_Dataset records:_

* * * *

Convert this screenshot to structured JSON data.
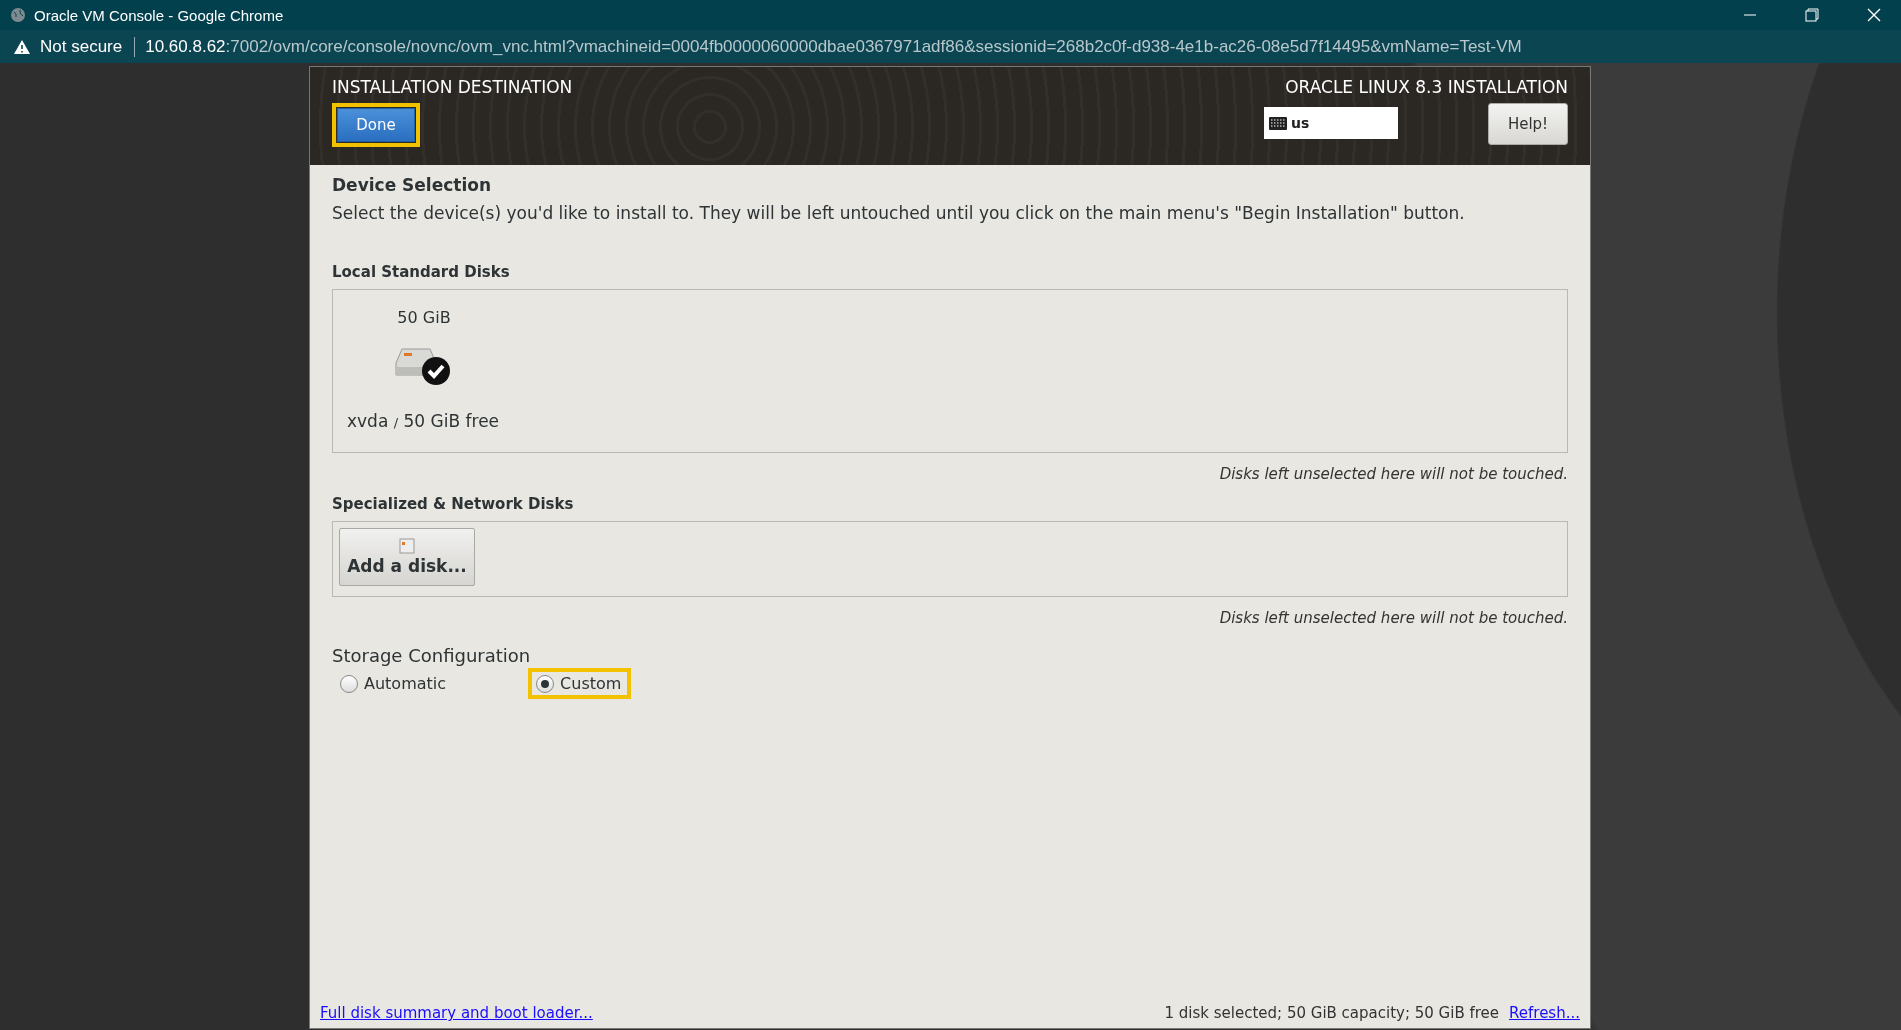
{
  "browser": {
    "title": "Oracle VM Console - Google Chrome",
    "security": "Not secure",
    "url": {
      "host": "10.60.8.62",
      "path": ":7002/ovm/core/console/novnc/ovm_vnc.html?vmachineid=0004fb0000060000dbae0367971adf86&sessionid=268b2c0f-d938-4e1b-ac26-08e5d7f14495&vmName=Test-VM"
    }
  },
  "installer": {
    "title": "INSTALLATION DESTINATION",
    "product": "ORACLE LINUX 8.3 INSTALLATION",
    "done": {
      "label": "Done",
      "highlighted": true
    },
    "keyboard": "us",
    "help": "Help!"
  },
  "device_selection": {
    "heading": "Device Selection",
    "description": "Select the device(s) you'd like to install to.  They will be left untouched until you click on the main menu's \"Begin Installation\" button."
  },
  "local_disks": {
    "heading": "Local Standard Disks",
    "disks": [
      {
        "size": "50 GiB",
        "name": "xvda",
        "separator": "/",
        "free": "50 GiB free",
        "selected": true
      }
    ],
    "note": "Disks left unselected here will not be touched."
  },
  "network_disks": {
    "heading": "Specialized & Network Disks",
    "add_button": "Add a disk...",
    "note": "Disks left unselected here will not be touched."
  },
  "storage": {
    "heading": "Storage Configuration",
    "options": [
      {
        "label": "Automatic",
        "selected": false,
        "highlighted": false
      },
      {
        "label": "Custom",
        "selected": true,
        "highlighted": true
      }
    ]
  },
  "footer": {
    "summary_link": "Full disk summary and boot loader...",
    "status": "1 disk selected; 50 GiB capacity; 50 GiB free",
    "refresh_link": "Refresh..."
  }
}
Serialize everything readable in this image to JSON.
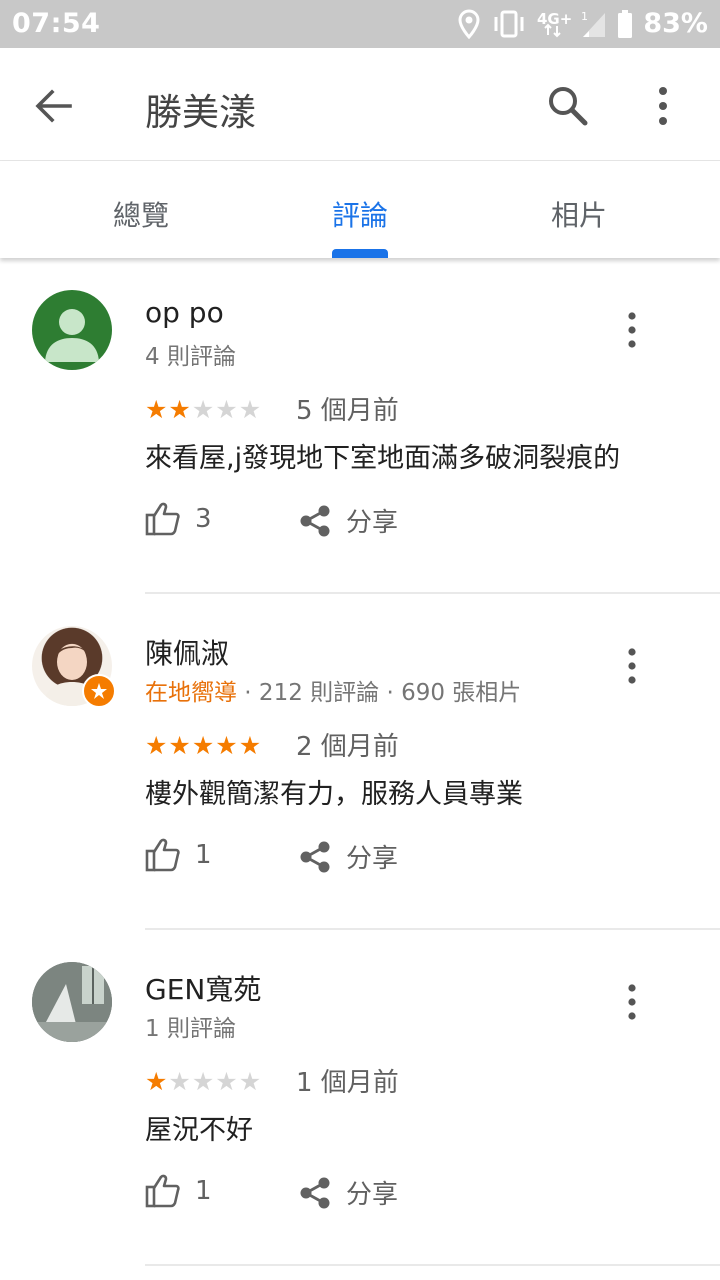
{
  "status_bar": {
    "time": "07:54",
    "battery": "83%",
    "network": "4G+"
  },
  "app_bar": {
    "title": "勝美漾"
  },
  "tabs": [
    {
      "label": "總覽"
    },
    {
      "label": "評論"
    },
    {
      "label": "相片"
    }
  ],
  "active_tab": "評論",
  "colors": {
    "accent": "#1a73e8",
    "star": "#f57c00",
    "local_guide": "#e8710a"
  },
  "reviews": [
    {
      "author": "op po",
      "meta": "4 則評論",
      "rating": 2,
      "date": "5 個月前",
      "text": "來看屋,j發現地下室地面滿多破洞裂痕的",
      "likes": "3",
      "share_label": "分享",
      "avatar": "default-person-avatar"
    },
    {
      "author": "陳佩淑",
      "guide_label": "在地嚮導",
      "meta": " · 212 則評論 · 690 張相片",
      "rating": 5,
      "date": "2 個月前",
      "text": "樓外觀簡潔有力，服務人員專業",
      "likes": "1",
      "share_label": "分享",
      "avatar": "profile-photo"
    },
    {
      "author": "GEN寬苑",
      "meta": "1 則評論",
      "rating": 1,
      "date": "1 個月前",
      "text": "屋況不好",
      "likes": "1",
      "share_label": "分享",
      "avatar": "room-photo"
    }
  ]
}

* * * *

_Work to be completed:_ Starting at the line that contains "Serialize everything readable", please write out every line to the end of the entries, inclusive, copied exactly and with pictures omitted.

_Right answer:_
Serialize everything readable in this image to JSON.
{
  "status_bar": {
    "time": "07:54",
    "battery": "83%",
    "network": "4G+"
  },
  "app_bar": {
    "title": "勝美漾"
  },
  "tabs": [
    {
      "label": "總覽"
    },
    {
      "label": "評論"
    },
    {
      "label": "相片"
    }
  ],
  "active_tab": "評論",
  "colors": {
    "accent": "#1a73e8",
    "star": "#f57c00",
    "local_guide": "#e8710a"
  },
  "reviews": [
    {
      "author": "op po",
      "meta": "4 則評論",
      "rating": 2,
      "date": "5 個月前",
      "text": "來看屋,j發現地下室地面滿多破洞裂痕的",
      "likes": "3",
      "share_label": "分享",
      "avatar": "default-person-avatar"
    },
    {
      "author": "陳佩淑",
      "guide_label": "在地嚮導",
      "meta": " · 212 則評論 · 690 張相片",
      "rating": 5,
      "date": "2 個月前",
      "text": "樓外觀簡潔有力，服務人員專業",
      "likes": "1",
      "share_label": "分享",
      "avatar": "profile-photo"
    },
    {
      "author": "GEN寬苑",
      "meta": "1 則評論",
      "rating": 1,
      "date": "1 個月前",
      "text": "屋況不好",
      "likes": "1",
      "share_label": "分享",
      "avatar": "room-photo"
    }
  ]
}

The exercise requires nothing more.